▶ **GIVEN EXERCISE**
Reproduce all of the following records word for word, leaving out the pictures.

▶ **DATA ROWS**
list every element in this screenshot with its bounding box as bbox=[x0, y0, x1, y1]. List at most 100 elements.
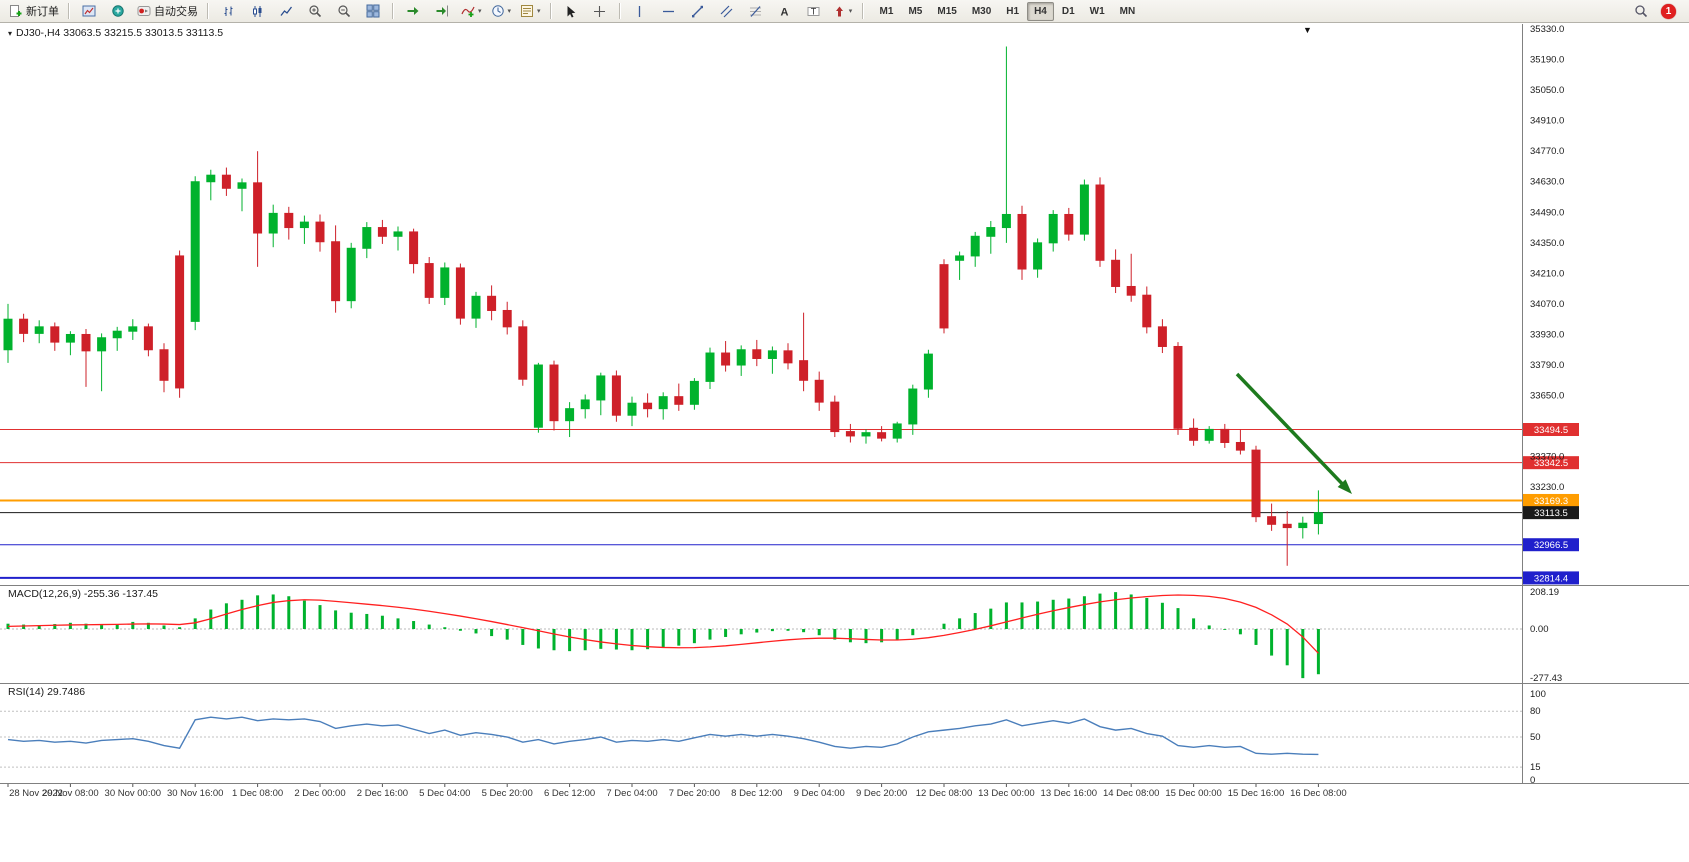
tf-button-mn[interactable]: MN bbox=[1119, 5, 1136, 17]
svg-text:34770.0: 34770.0 bbox=[1530, 146, 1564, 157]
periods-button[interactable]: ▾ bbox=[487, 1, 516, 22]
line-chart-mode-button[interactable] bbox=[272, 1, 300, 22]
zoom-in-button[interactable] bbox=[301, 1, 329, 22]
svg-text:80: 80 bbox=[1530, 706, 1541, 717]
text-icon: A bbox=[781, 6, 789, 18]
tf-button-m1[interactable]: M1 bbox=[879, 5, 894, 17]
time-label: 16 Dec 08:00 bbox=[1290, 788, 1347, 799]
svg-text:0: 0 bbox=[1530, 775, 1535, 786]
svg-text:33494.5: 33494.5 bbox=[1534, 425, 1568, 436]
tile-windows-icon bbox=[366, 4, 380, 18]
main-toolbar: 新订单 自动交易 bbox=[0, 0, 1689, 23]
symbol-menu-triangle-icon: ▾ bbox=[8, 28, 13, 38]
time-label: 15 Dec 16:00 bbox=[1228, 788, 1285, 799]
svg-text:34210.0: 34210.0 bbox=[1530, 268, 1564, 279]
time-label: 9 Dec 20:00 bbox=[856, 788, 907, 799]
tf-button-m5[interactable]: M5 bbox=[908, 5, 923, 17]
channel-tool-button[interactable] bbox=[713, 1, 741, 22]
svg-text:33370.0: 33370.0 bbox=[1530, 452, 1564, 463]
svg-text:35190.0: 35190.0 bbox=[1530, 55, 1564, 66]
autotrading-icon bbox=[137, 4, 151, 18]
new-order-button[interactable]: 新订单 bbox=[5, 1, 63, 22]
svg-text:33790.0: 33790.0 bbox=[1530, 360, 1564, 371]
zoom-out-icon bbox=[338, 5, 351, 18]
templates-button[interactable]: ▾ bbox=[516, 1, 545, 22]
svg-text:-277.43: -277.43 bbox=[1530, 673, 1562, 684]
text-label-tool-button[interactable]: T bbox=[800, 1, 828, 22]
candle-chart-mode-button[interactable] bbox=[243, 1, 271, 22]
time-label: 7 Dec 04:00 bbox=[606, 788, 657, 799]
notification-badge[interactable]: 1 bbox=[1661, 3, 1676, 19]
tf-button-m15[interactable]: M15 bbox=[937, 5, 957, 17]
bar-chart-mode-button[interactable] bbox=[214, 1, 242, 22]
time-label: 14 Dec 08:00 bbox=[1103, 788, 1160, 799]
tile-windows-button[interactable] bbox=[359, 1, 387, 22]
svg-text:34070.0: 34070.0 bbox=[1530, 299, 1564, 310]
crosshair-icon bbox=[594, 5, 606, 17]
vertical-line-tool-button[interactable] bbox=[626, 1, 654, 22]
svg-text:0.00: 0.00 bbox=[1530, 624, 1549, 635]
horizontal-line-tool-button[interactable] bbox=[655, 1, 683, 22]
autotrading-label: 自动交易 bbox=[154, 6, 198, 18]
zoom-out-button[interactable] bbox=[330, 1, 358, 22]
market-watch-button[interactable] bbox=[104, 1, 132, 22]
price-badge: 32814.4 bbox=[1523, 571, 1579, 585]
vertical-line-icon bbox=[638, 5, 641, 17]
trendline-tool-button[interactable] bbox=[684, 1, 712, 22]
text-tool-button[interactable]: A bbox=[771, 1, 799, 22]
toolbar-separator bbox=[618, 3, 621, 19]
toolbar-separator bbox=[68, 3, 70, 19]
svg-text:33169.3: 33169.3 bbox=[1534, 496, 1568, 507]
chart-dropdown-arrow-icon[interactable]: ▼ bbox=[1303, 25, 1312, 35]
new-chart-button[interactable] bbox=[75, 1, 103, 22]
tf-button-m30[interactable]: M30 bbox=[971, 5, 992, 17]
time-label: 30 Nov 16:00 bbox=[167, 788, 224, 799]
toolbar-right-group: 1 bbox=[1627, 1, 1684, 22]
line-chart-icon bbox=[279, 6, 292, 16]
auto-scroll-button[interactable] bbox=[399, 1, 427, 22]
zoom-in-icon bbox=[309, 5, 322, 18]
trendline-icon bbox=[692, 5, 704, 17]
candle-chart-icon bbox=[252, 5, 261, 17]
time-label: 1 Dec 08:00 bbox=[232, 788, 283, 799]
toolbar-separator bbox=[861, 3, 864, 19]
time-label: 12 Dec 08:00 bbox=[916, 788, 973, 799]
candles-layer bbox=[3, 46, 1323, 566]
tf-button-h4[interactable]: H4 bbox=[1027, 1, 1054, 21]
indicators-button[interactable]: ▾ bbox=[457, 1, 486, 22]
svg-text:34350.0: 34350.0 bbox=[1530, 238, 1564, 249]
fibonacci-tool-button[interactable] bbox=[742, 1, 770, 22]
autotrading-button[interactable]: 自动交易 bbox=[133, 1, 202, 22]
svg-text:34630.0: 34630.0 bbox=[1530, 177, 1564, 188]
chart-shift-button[interactable] bbox=[428, 1, 456, 22]
fibonacci-icon bbox=[750, 5, 762, 17]
panel-frame bbox=[0, 24, 1689, 784]
chart-shift-icon bbox=[436, 5, 448, 17]
search-button[interactable] bbox=[1627, 1, 1655, 22]
macd-indicator-label: MACD(12,26,9) -255.36 -137.45 bbox=[8, 588, 158, 600]
rsi-panel: 100 80 50 15 0 bbox=[0, 689, 1546, 786]
arrows-tool-button[interactable]: ▾ bbox=[829, 1, 857, 22]
price-badge: 33342.5 bbox=[1523, 456, 1579, 470]
cursor-icon bbox=[567, 5, 576, 17]
tf-button-w1[interactable]: W1 bbox=[1089, 5, 1105, 17]
new-chart-icon bbox=[82, 5, 96, 17]
price-badge: 33113.5 bbox=[1523, 506, 1579, 519]
svg-text:32966.5: 32966.5 bbox=[1534, 540, 1568, 551]
tf-button-h1[interactable]: H1 bbox=[1006, 5, 1020, 17]
cursor-button[interactable] bbox=[557, 1, 585, 22]
svg-text:33113.5: 33113.5 bbox=[1534, 508, 1568, 519]
tf-button-d1[interactable]: D1 bbox=[1061, 5, 1075, 17]
svg-text:50: 50 bbox=[1530, 732, 1541, 743]
svg-text:15: 15 bbox=[1530, 762, 1541, 773]
toolbar-separator bbox=[207, 3, 209, 19]
timeframe-toolbar: M1 M5 M15 M30 H1 H4 D1 W1 MN bbox=[873, 1, 1143, 21]
crosshair-button[interactable] bbox=[586, 1, 614, 22]
new-order-label: 新订单 bbox=[26, 6, 59, 18]
clock-icon bbox=[491, 5, 504, 17]
chevron-down-icon: ▾ bbox=[537, 7, 541, 15]
channel-icon bbox=[720, 5, 733, 17]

▶ **EXERCISE RESULT**
list every element in this screenshot with its bounding box as bbox=[x0, y0, x1, y1]. List at most 100 elements.
tf-button-mn[interactable]: MN bbox=[1119, 5, 1136, 17]
svg-text:34770.0: 34770.0 bbox=[1530, 146, 1564, 157]
periods-button[interactable]: ▾ bbox=[487, 1, 516, 22]
line-chart-mode-button[interactable] bbox=[272, 1, 300, 22]
zoom-in-button[interactable] bbox=[301, 1, 329, 22]
svg-text:80: 80 bbox=[1530, 706, 1541, 717]
text-icon: A bbox=[781, 6, 789, 18]
tf-button-m1[interactable]: M1 bbox=[879, 5, 894, 17]
time-label: 16 Dec 08:00 bbox=[1290, 788, 1347, 799]
svg-text:0: 0 bbox=[1530, 775, 1535, 786]
svg-text:33494.5: 33494.5 bbox=[1534, 425, 1568, 436]
tile-windows-icon bbox=[366, 4, 380, 18]
main-toolbar: 新订单 自动交易 bbox=[0, 0, 1689, 23]
symbol-menu-triangle-icon: ▾ bbox=[8, 28, 13, 38]
time-label: 15 Dec 16:00 bbox=[1228, 788, 1285, 799]
svg-text:34210.0: 34210.0 bbox=[1530, 268, 1564, 279]
time-label: 9 Dec 20:00 bbox=[856, 788, 907, 799]
tf-button-m5[interactable]: M5 bbox=[908, 5, 923, 17]
channel-tool-button[interactable] bbox=[713, 1, 741, 22]
svg-text:33370.0: 33370.0 bbox=[1530, 452, 1564, 463]
svg-text:35190.0: 35190.0 bbox=[1530, 55, 1564, 66]
autotrading-icon bbox=[137, 4, 151, 18]
new-order-button[interactable]: 新订单 bbox=[5, 1, 63, 22]
svg-text:33790.0: 33790.0 bbox=[1530, 360, 1564, 371]
zoom-out-icon bbox=[338, 5, 351, 18]
templates-button[interactable]: ▾ bbox=[516, 1, 545, 22]
svg-text:-277.43: -277.43 bbox=[1530, 673, 1562, 684]
text-label-tool-button[interactable]: T bbox=[800, 1, 828, 22]
candle-chart-mode-button[interactable] bbox=[243, 1, 271, 22]
time-label: 7 Dec 04:00 bbox=[606, 788, 657, 799]
notification-badge[interactable]: 1 bbox=[1661, 3, 1676, 19]
tf-button-m15[interactable]: M15 bbox=[937, 5, 957, 17]
bar-chart-mode-button[interactable] bbox=[214, 1, 242, 22]
time-label: 14 Dec 08:00 bbox=[1103, 788, 1160, 799]
tile-windows-button[interactable] bbox=[359, 1, 387, 22]
svg-text:34070.0: 34070.0 bbox=[1530, 299, 1564, 310]
crosshair-icon bbox=[594, 5, 606, 17]
vertical-line-tool-button[interactable] bbox=[626, 1, 654, 22]
svg-text:0.00: 0.00 bbox=[1530, 624, 1549, 635]
horizontal-line-tool-button[interactable] bbox=[655, 1, 683, 22]
autotrading-label: 自动交易 bbox=[154, 6, 198, 18]
zoom-out-button[interactable] bbox=[330, 1, 358, 22]
market-watch-button[interactable] bbox=[104, 1, 132, 22]
price-badge: 32814.4 bbox=[1523, 571, 1579, 585]
vertical-line-icon bbox=[638, 5, 641, 17]
trendline-tool-button[interactable] bbox=[684, 1, 712, 22]
text-tool-button[interactable]: A bbox=[771, 1, 799, 22]
toolbar-separator bbox=[618, 3, 621, 19]
toolbar-separator bbox=[68, 3, 70, 19]
svg-text:33169.3: 33169.3 bbox=[1534, 496, 1568, 507]
chart-dropdown-arrow-icon[interactable]: ▼ bbox=[1303, 25, 1312, 35]
new-chart-button[interactable] bbox=[75, 1, 103, 22]
tf-button-m30[interactable]: M30 bbox=[971, 5, 992, 17]
time-label: 30 Nov 16:00 bbox=[167, 788, 224, 799]
toolbar-right-group: 1 bbox=[1627, 1, 1684, 22]
line-chart-icon bbox=[279, 6, 292, 16]
auto-scroll-button[interactable] bbox=[399, 1, 427, 22]
zoom-in-icon bbox=[309, 5, 322, 18]
trendline-icon bbox=[692, 5, 704, 17]
candle-chart-icon bbox=[252, 5, 261, 17]
time-label: 1 Dec 08:00 bbox=[232, 788, 283, 799]
toolbar-separator bbox=[861, 3, 864, 19]
time-label: 12 Dec 08:00 bbox=[916, 788, 973, 799]
candles-layer bbox=[3, 46, 1323, 566]
tf-button-h4[interactable]: H4 bbox=[1027, 1, 1054, 21]
indicators-button[interactable]: ▾ bbox=[457, 1, 486, 22]
svg-text:34350.0: 34350.0 bbox=[1530, 238, 1564, 249]
fibonacci-tool-button[interactable] bbox=[742, 1, 770, 22]
autotrading-button[interactable]: 自动交易 bbox=[133, 1, 202, 22]
svg-text:34630.0: 34630.0 bbox=[1530, 177, 1564, 188]
chart-shift-button[interactable] bbox=[428, 1, 456, 22]
fibonacci-icon bbox=[750, 5, 762, 17]
panel-frame bbox=[0, 24, 1689, 784]
chart-shift-icon bbox=[436, 5, 448, 17]
search-button[interactable] bbox=[1627, 1, 1655, 22]
macd-indicator-label: MACD(12,26,9) -255.36 -137.45 bbox=[8, 588, 158, 600]
rsi-panel: 100 80 50 15 0 bbox=[0, 689, 1546, 786]
arrows-tool-button[interactable]: ▾ bbox=[829, 1, 857, 22]
price-badge: 33342.5 bbox=[1523, 456, 1579, 470]
cursor-icon bbox=[567, 5, 576, 17]
tf-button-w1[interactable]: W1 bbox=[1089, 5, 1105, 17]
new-chart-icon bbox=[82, 5, 96, 17]
price-badge: 33113.5 bbox=[1523, 506, 1579, 519]
svg-text:32966.5: 32966.5 bbox=[1534, 540, 1568, 551]
tf-button-h1[interactable]: H1 bbox=[1006, 5, 1020, 17]
cursor-button[interactable] bbox=[557, 1, 585, 22]
svg-text:33113.5: 33113.5 bbox=[1534, 508, 1568, 519]
tf-button-d1[interactable]: D1 bbox=[1061, 5, 1075, 17]
svg-text:50: 50 bbox=[1530, 732, 1541, 743]
svg-text:15: 15 bbox=[1530, 762, 1541, 773]
toolbar-separator bbox=[207, 3, 209, 19]
timeframe-toolbar: M1 M5 M15 M30 H1 H4 D1 W1 MN bbox=[873, 1, 1143, 21]
crosshair-button[interactable] bbox=[586, 1, 614, 22]
new-order-label: 新订单 bbox=[26, 6, 59, 18]
clock-icon bbox=[491, 5, 504, 17]
chevron-down-icon: ▾ bbox=[537, 7, 541, 15]
channel-icon bbox=[720, 5, 733, 17]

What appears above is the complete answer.